GIVEN INSTRUCTION A → In the rolling-object physics problem, what value of the shape factor k does the energy equation give?
GIVEN INSTRUCTION B → In the rolling-object physics problem, rewrite the paragraph starting "This problem involves the conservation" more briefly, keeping its main facts.

DOCUMENT PASSAGE →
++++

Question

An object of uniform density rolls up the curved path with the initial velocity $v_o$ as shown in the figure. If the maximum height attained by an object is $\frac{7v_o^2}{10 g}$ ($g=$ acceleration due to gravity), the object is a _______

• A. solid cylinder
• B. ring
• C. disc
• D. solid sphere

Answer 1

The Correct Option is D

Step 1: Understanding the Concept:
This problem involves the conservation of mechanical energy for a rolling object. As the object rolls up, its initial total kinetic energy (translational + rotational) is converted into gravitational potential energy at the maximum height.
: Key Formula or Approach:
Total Kinetic Energy $K_{total} = \frac{1}{2}mv_o^2 + \frac{1}{2}I\omega^2$.
For rolling without slipping, $\omega = v_o/R$ and $I = kmR^2$ (where $k$ is the shape factor).
By conservation of energy: $K_{total} = mgh_{max}$.
Step 2: Detailed Explanation:
Initial Total Kinetic Energy:
\[ K = \frac{1}{2}mv_o^2 + \frac{1}{2}(kmR^2)\left(\frac{v_o}{R}\right)^2 = \frac{1}{2}mv_o^2(1+k) \]
At maximum height $h$, Potential Energy $U = mgh$.
Equating $K = U$:
\[ \frac{1}{2}mv_o^2(1+k) = mg\left(\frac{7v_o^2}{10g}\right) \]
\[ \frac{1}{2}(1+k) = \frac{7}{10} \]
\[ 1+k = \frac{14}{10} = 1.4 \]
\[ k = 0.4 = \frac{2}{5} \]
For a solid sphere, the moment of inertia is $I = \frac{2}{5}mR^2$, so $k = \frac{2}{5}$.
Step 3: Final Answer:
The object is a solid sphere.

++++

DATA EXTRACT →
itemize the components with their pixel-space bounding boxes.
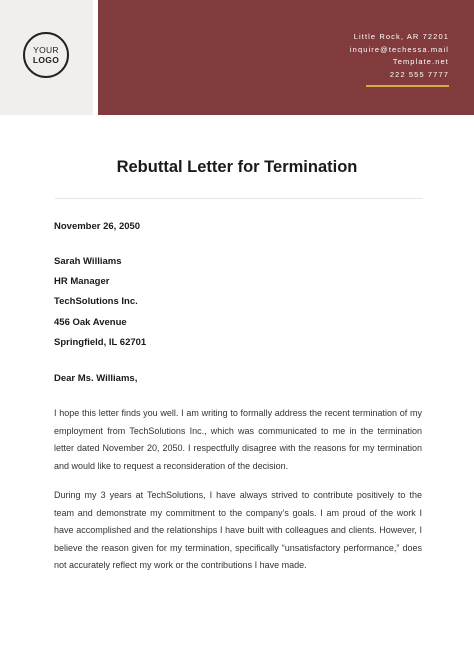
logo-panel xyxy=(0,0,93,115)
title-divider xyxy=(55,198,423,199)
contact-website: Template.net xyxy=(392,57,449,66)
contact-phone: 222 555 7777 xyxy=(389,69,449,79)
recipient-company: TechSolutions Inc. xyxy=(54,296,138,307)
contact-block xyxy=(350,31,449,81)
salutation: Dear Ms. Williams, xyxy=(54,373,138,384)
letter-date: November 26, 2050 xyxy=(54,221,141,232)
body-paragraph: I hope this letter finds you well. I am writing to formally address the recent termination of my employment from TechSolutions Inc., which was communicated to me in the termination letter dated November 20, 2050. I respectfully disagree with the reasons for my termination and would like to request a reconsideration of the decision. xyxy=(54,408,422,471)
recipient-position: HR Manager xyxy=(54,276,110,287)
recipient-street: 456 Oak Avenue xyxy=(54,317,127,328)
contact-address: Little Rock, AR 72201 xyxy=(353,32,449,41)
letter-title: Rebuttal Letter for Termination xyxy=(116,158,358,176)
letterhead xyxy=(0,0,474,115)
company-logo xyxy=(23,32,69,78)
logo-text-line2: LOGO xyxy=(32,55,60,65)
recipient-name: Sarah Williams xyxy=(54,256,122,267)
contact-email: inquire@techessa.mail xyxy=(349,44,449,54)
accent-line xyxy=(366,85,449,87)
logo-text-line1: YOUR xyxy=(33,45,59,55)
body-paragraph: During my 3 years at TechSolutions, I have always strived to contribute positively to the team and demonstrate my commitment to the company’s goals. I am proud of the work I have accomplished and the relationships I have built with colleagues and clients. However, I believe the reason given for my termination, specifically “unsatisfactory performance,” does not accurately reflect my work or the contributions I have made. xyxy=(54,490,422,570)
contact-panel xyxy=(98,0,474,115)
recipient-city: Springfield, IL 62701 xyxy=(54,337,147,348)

++++

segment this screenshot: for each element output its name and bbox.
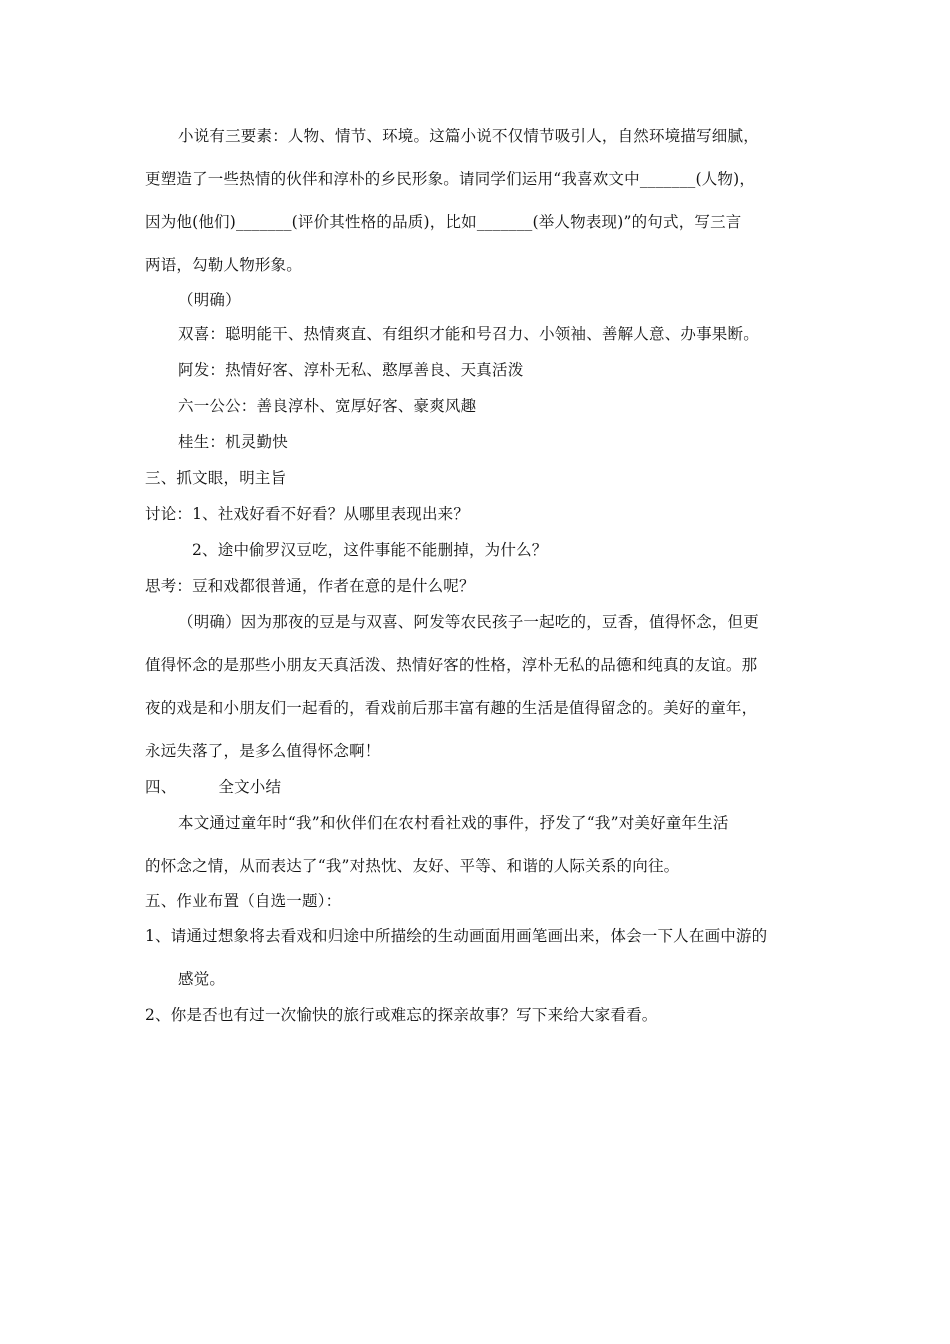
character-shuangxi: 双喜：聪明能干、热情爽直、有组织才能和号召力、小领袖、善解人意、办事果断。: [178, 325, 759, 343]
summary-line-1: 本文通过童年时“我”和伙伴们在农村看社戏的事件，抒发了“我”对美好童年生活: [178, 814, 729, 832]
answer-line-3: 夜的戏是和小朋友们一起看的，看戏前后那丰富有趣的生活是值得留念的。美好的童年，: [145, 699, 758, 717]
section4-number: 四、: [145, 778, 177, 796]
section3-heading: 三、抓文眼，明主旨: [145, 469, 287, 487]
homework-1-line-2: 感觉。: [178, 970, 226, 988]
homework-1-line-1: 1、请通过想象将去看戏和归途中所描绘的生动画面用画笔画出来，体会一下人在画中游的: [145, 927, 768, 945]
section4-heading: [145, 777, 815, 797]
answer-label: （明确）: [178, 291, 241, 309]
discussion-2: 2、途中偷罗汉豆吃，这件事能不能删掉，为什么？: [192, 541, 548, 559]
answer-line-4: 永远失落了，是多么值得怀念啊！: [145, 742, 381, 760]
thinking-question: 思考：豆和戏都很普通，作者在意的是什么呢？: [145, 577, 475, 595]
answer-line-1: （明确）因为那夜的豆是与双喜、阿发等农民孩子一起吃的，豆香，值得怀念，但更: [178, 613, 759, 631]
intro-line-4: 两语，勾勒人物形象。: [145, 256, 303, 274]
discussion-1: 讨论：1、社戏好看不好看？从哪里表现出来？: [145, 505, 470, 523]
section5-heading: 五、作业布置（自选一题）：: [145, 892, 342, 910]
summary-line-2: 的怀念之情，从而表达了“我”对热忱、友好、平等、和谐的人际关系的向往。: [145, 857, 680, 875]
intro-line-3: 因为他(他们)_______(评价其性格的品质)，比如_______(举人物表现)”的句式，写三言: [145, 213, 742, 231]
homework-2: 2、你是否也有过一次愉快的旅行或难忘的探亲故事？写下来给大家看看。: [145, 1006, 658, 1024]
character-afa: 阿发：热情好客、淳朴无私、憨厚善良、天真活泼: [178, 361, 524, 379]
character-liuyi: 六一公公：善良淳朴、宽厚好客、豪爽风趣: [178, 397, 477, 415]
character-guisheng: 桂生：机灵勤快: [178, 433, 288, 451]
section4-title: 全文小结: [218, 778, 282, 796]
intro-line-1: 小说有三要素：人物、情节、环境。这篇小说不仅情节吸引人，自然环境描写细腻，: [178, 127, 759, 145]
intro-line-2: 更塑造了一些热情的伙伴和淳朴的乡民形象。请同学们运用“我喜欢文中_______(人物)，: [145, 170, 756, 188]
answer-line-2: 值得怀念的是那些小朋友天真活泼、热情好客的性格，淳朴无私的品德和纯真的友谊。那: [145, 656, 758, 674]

++++

FULL RESPONSE A → k = 0.4, which is 2/5.

FULL RESPONSE B → The problem uses conservation of mechanical energy for a rolling object. As it rolls up, its starting kinetic energy, both translational and rotational, turns into gravitational potential energy at the highest point.